» **GIVEN TASK**:
Quote the whole listing exactly. Leave the pictures out of your copy.

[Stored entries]
────────

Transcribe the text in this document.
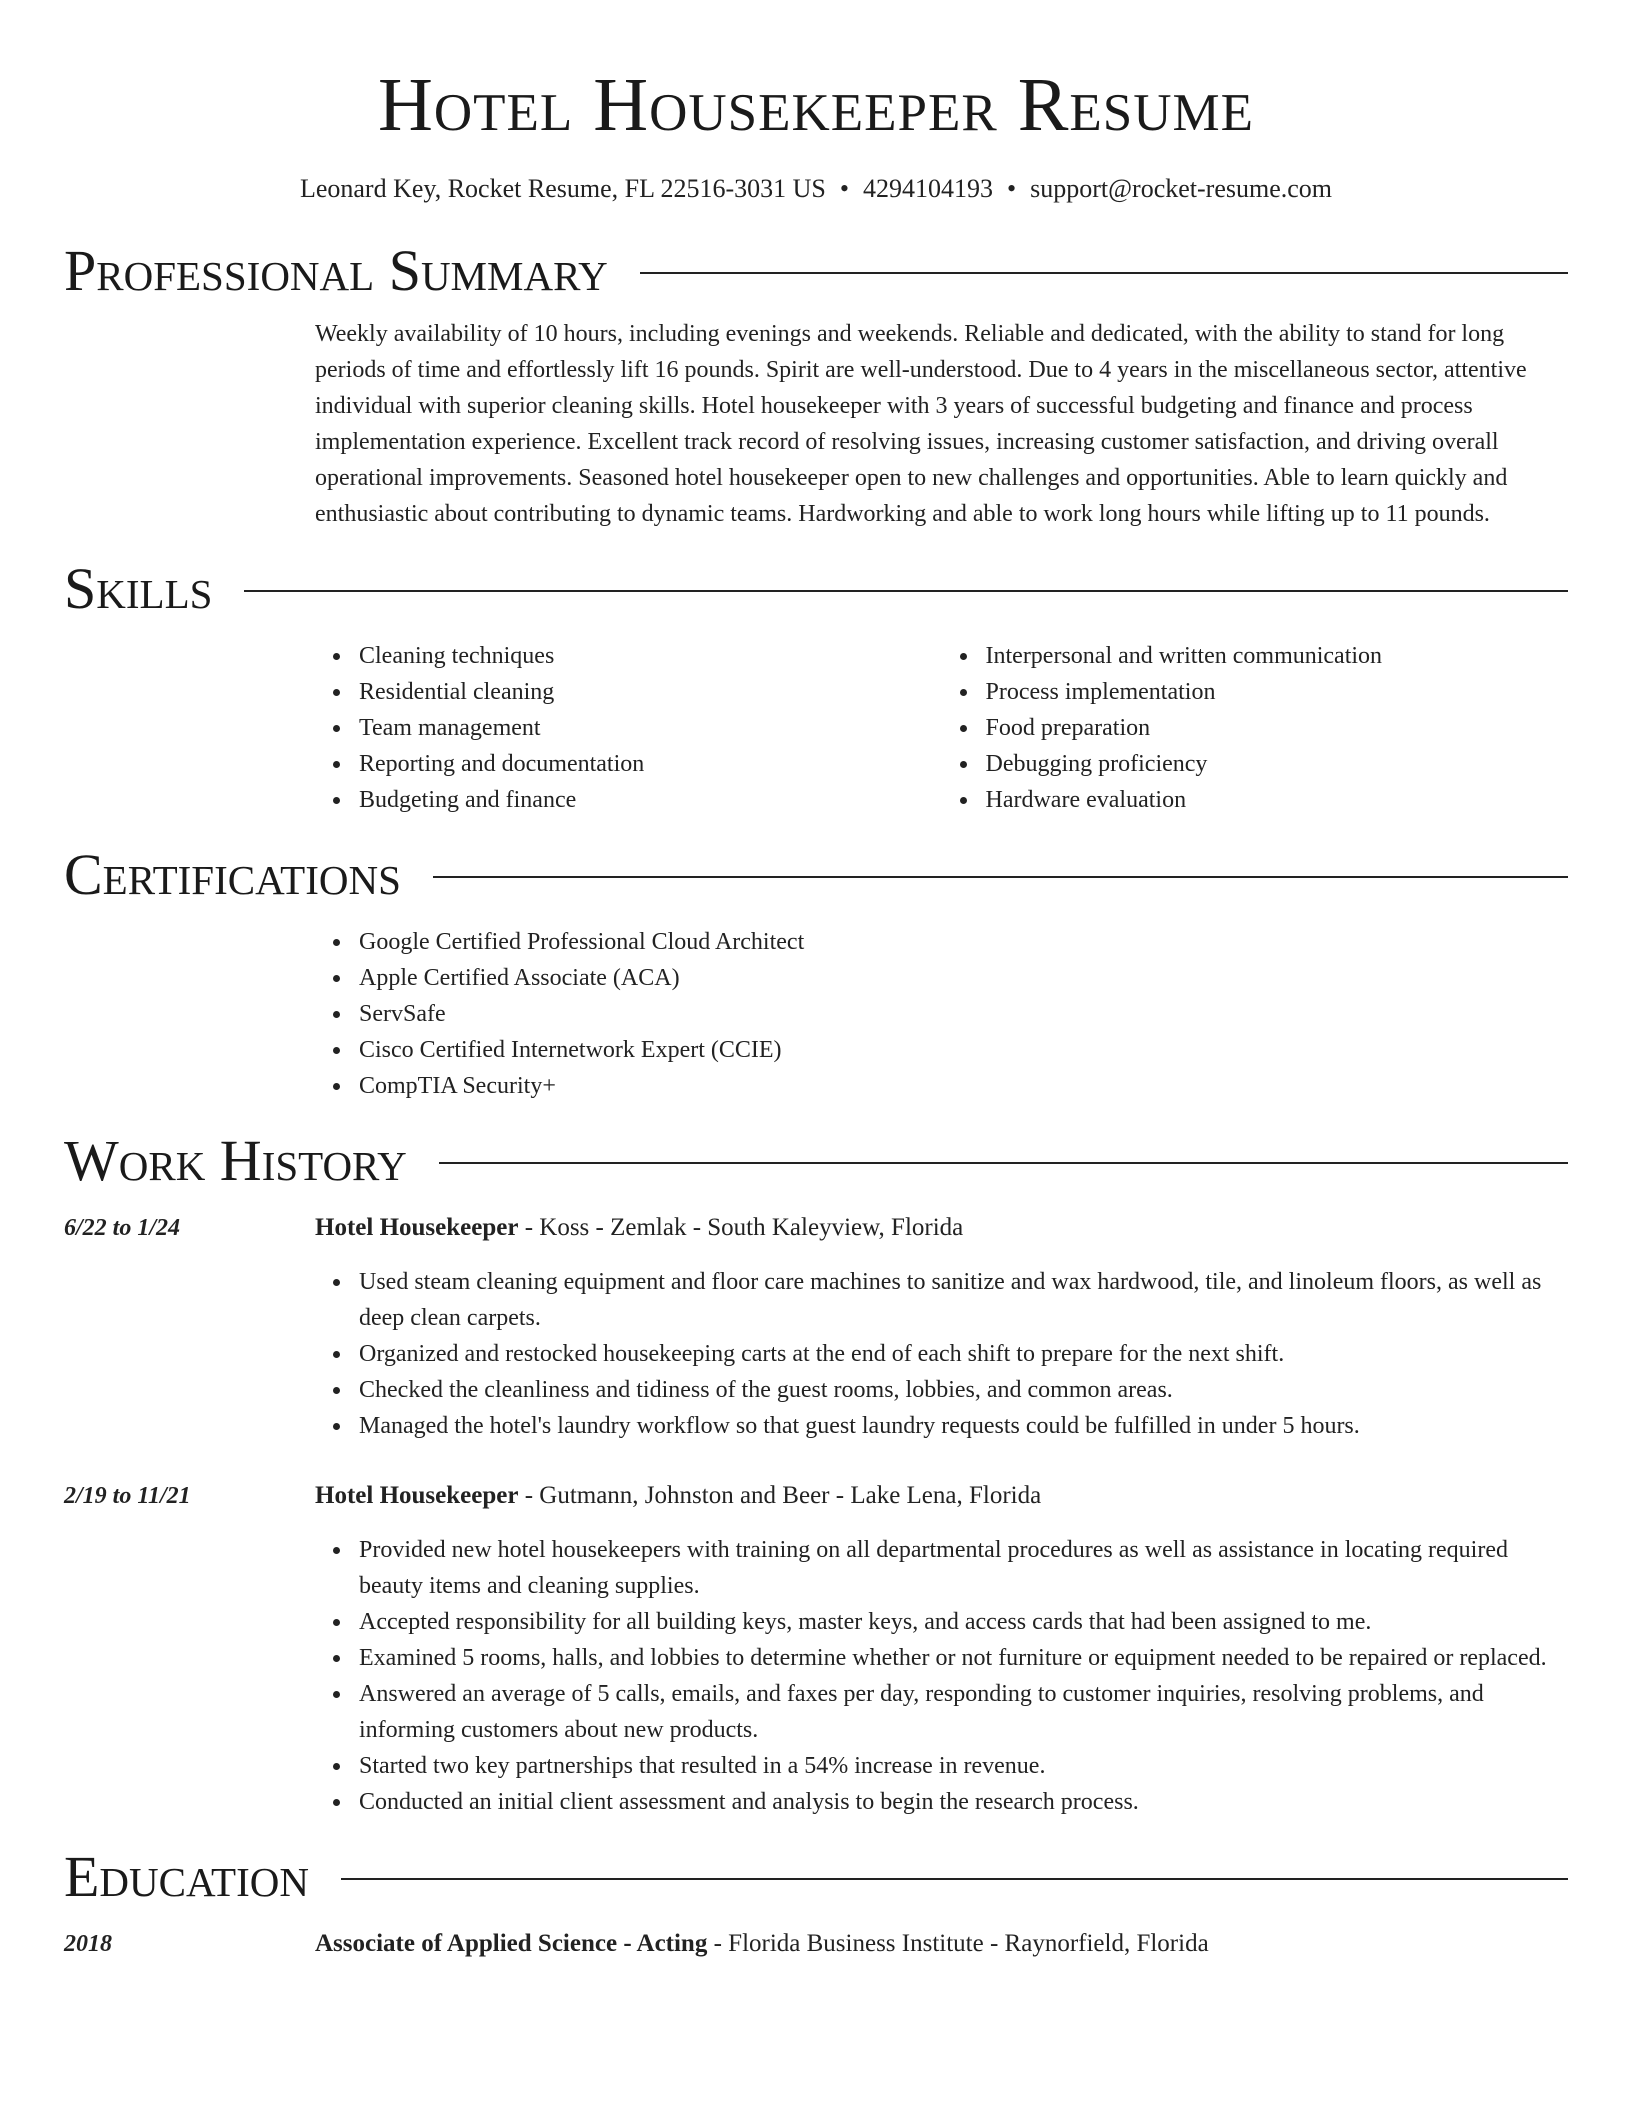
Hotel Housekeeper Resume
Leonard Key, Rocket Resume, FL 22516-3031 US • 4294104193 • support@rocket-resume.com
Professional Summary

Weekly availability of 10 hours, including evenings and weekends. Reliable and dedicated, with the ability to stand for long periods of time and effortlessly lift 16 pounds. Spirit are well-understood. Due to 4 years in the miscellaneous sector, attentive individual with superior cleaning skills. Hotel housekeeper with 3 years of successful budgeting and finance and process implementation experience. Excellent track record of resolving issues, increasing customer satisfaction, and driving overall operational improvements. Seasoned hotel housekeeper open to new challenges and opportunities. Able to learn quickly and enthusiastic about contributing to dynamic teams. Hardworking and able to work long hours while lifting up to 11 pounds.

Skills
Cleaning techniques
Residential cleaning
Team management
Reporting and documentation
Budgeting and finance
Interpersonal and written communication
Process implementation
Food preparation
Debugging proficiency
Hardware evaluation
Certifications
Google Certified Professional Cloud Architect
Apple Certified Associate (ACA)
ServSafe
Cisco Certified Internetwork Expert (CCIE)
CompTIA Security+
Work History
6/22 to 1/24	Hotel Housekeeper - Koss - Zemlak - South Kaleyview, Florida
Used steam cleaning equipment and floor care machines to sanitize and wax hardwood, tile, and linoleum floors, as well as deep clean carpets.
Organized and restocked housekeeping carts at the end of each shift to prepare for the next shift.
Checked the cleanliness and tidiness of the guest rooms, lobbies, and common areas.
Managed the hotel's laundry workflow so that guest laundry requests could be fulfilled in under 5 hours.
2/19 to 11/21	Hotel Housekeeper - Gutmann, Johnston and Beer - Lake Lena, Florida
Provided new hotel housekeepers with training on all departmental procedures as well as assistance in locating required beauty items and cleaning supplies.
Accepted responsibility for all building keys, master keys, and access cards that had been assigned to me.
Examined 5 rooms, halls, and lobbies to determine whether or not furniture or equipment needed to be repaired or replaced.
Answered an average of 5 calls, emails, and faxes per day, responding to customer inquiries, resolving problems, and informing customers about new products.
Started two key partnerships that resulted in a 54% increase in revenue.
Conducted an initial client assessment and analysis to begin the research process.
Education
2018	Associate of Applied Science - Acting - Florida Business Institute - Raynorfield, Florida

────────

» **FINAL ANSWER**:
Transcribe the text in this document.
Hotel Housekeeper Resume
Leonard Key, Rocket Resume, FL 22516-3031 US • 4294104193 • support@rocket-resume.com
Professional Summary

Weekly availability of 10 hours, including evenings and weekends. Reliable and dedicated, with the ability to stand for long periods of time and effortlessly lift 16 pounds. Spirit are well-understood. Due to 4 years in the miscellaneous sector, attentive individual with superior cleaning skills. Hotel housekeeper with 3 years of successful budgeting and finance and process implementation experience. Excellent track record of resolving issues, increasing customer satisfaction, and driving overall operational improvements. Seasoned hotel housekeeper open to new challenges and opportunities. Able to learn quickly and enthusiastic about contributing to dynamic teams. Hardworking and able to work long hours while lifting up to 11 pounds.

Skills
Cleaning techniques
Residential cleaning
Team management
Reporting and documentation
Budgeting and finance
Interpersonal and written communication
Process implementation
Food preparation
Debugging proficiency
Hardware evaluation
Certifications
Google Certified Professional Cloud Architect
Apple Certified Associate (ACA)
ServSafe
Cisco Certified Internetwork Expert (CCIE)
CompTIA Security+
Work History
6/22 to 1/24	Hotel Housekeeper - Koss - Zemlak - South Kaleyview, Florida
Used steam cleaning equipment and floor care machines to sanitize and wax hardwood, tile, and linoleum floors, as well as deep clean carpets.
Organized and restocked housekeeping carts at the end of each shift to prepare for the next shift.
Checked the cleanliness and tidiness of the guest rooms, lobbies, and common areas.
Managed the hotel's laundry workflow so that guest laundry requests could be fulfilled in under 5 hours.
2/19 to 11/21	Hotel Housekeeper - Gutmann, Johnston and Beer - Lake Lena, Florida
Provided new hotel housekeepers with training on all departmental procedures as well as assistance in locating required beauty items and cleaning supplies.
Accepted responsibility for all building keys, master keys, and access cards that had been assigned to me.
Examined 5 rooms, halls, and lobbies to determine whether or not furniture or equipment needed to be repaired or replaced.
Answered an average of 5 calls, emails, and faxes per day, responding to customer inquiries, resolving problems, and informing customers about new products.
Started two key partnerships that resulted in a 54% increase in revenue.
Conducted an initial client assessment and analysis to begin the research process.
Education
2018	Associate of Applied Science - Acting - Florida Business Institute - Raynorfield, Florida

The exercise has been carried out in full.